**What is being asked:** Please give the listing again in its entirety, exactly as written.

Data listing
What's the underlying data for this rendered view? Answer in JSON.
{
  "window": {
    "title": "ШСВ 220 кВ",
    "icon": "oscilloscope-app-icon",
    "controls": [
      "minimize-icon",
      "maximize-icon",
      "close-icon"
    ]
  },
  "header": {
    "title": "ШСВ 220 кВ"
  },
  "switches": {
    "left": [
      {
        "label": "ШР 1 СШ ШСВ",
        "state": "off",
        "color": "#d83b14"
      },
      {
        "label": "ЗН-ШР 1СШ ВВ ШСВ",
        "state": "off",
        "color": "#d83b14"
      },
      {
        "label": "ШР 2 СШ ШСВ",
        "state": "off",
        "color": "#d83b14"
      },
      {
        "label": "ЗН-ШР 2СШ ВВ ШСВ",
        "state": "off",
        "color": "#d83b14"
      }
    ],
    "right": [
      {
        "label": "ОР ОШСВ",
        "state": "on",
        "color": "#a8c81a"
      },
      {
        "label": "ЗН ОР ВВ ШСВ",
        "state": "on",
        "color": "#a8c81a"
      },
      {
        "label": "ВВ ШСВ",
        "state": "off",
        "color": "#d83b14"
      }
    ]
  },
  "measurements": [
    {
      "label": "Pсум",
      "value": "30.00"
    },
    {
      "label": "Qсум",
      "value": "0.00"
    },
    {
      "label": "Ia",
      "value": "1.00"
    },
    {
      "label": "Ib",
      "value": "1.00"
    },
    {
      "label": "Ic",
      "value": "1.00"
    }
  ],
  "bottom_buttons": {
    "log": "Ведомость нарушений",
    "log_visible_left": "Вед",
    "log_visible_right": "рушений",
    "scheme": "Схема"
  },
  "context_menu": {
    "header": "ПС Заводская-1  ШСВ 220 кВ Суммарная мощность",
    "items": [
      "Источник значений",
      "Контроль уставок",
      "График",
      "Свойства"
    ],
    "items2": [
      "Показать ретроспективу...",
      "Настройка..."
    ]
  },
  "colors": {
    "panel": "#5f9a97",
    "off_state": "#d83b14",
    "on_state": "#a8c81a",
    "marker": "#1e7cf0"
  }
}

**Result of this task:**
What's the underlying data for this rendered view? Answer in JSON.
{
  "window": {
    "title": "ШСВ 220 кВ",
    "icon": "oscilloscope-app-icon",
    "controls": [
      "minimize-icon",
      "maximize-icon",
      "close-icon"
    ]
  },
  "header": {
    "title": "ШСВ 220 кВ"
  },
  "switches": {
    "left": [
      {
        "label": "ШР 1 СШ ШСВ",
        "state": "off",
        "color": "#d83b14"
      },
      {
        "label": "ЗН-ШР 1СШ ВВ ШСВ",
        "state": "off",
        "color": "#d83b14"
      },
      {
        "label": "ШР 2 СШ ШСВ",
        "state": "off",
        "color": "#d83b14"
      },
      {
        "label": "ЗН-ШР 2СШ ВВ ШСВ",
        "state": "off",
        "color": "#d83b14"
      }
    ],
    "right": [
      {
        "label": "ОР ОШСВ",
        "state": "on",
        "color": "#a8c81a"
      },
      {
        "label": "ЗН ОР ВВ ШСВ",
        "state": "on",
        "color": "#a8c81a"
      },
      {
        "label": "ВВ ШСВ",
        "state": "off",
        "color": "#d83b14"
      }
    ]
  },
  "measurements": [
    {
      "label": "Pсум",
      "value": "30.00"
    },
    {
      "label": "Qсум",
      "value": "0.00"
    },
    {
      "label": "Ia",
      "value": "1.00"
    },
    {
      "label": "Ib",
      "value": "1.00"
    },
    {
      "label": "Ic",
      "value": "1.00"
    }
  ],
  "bottom_buttons": {
    "log": "Ведомость нарушений",
    "log_visible_left": "Вед",
    "log_visible_right": "рушений",
    "scheme": "Схема"
  },
  "context_menu": {
    "header": "ПС Заводская-1  ШСВ 220 кВ Суммарная мощность",
    "items": [
      "Источник значений",
      "Контроль уставок",
      "График",
      "Свойства"
    ],
    "items2": [
      "Показать ретроспективу...",
      "Настройка..."
    ]
  },
  "colors": {
    "panel": "#5f9a97",
    "off_state": "#d83b14",
    "on_state": "#a8c81a",
    "marker": "#1e7cf0"
  }
}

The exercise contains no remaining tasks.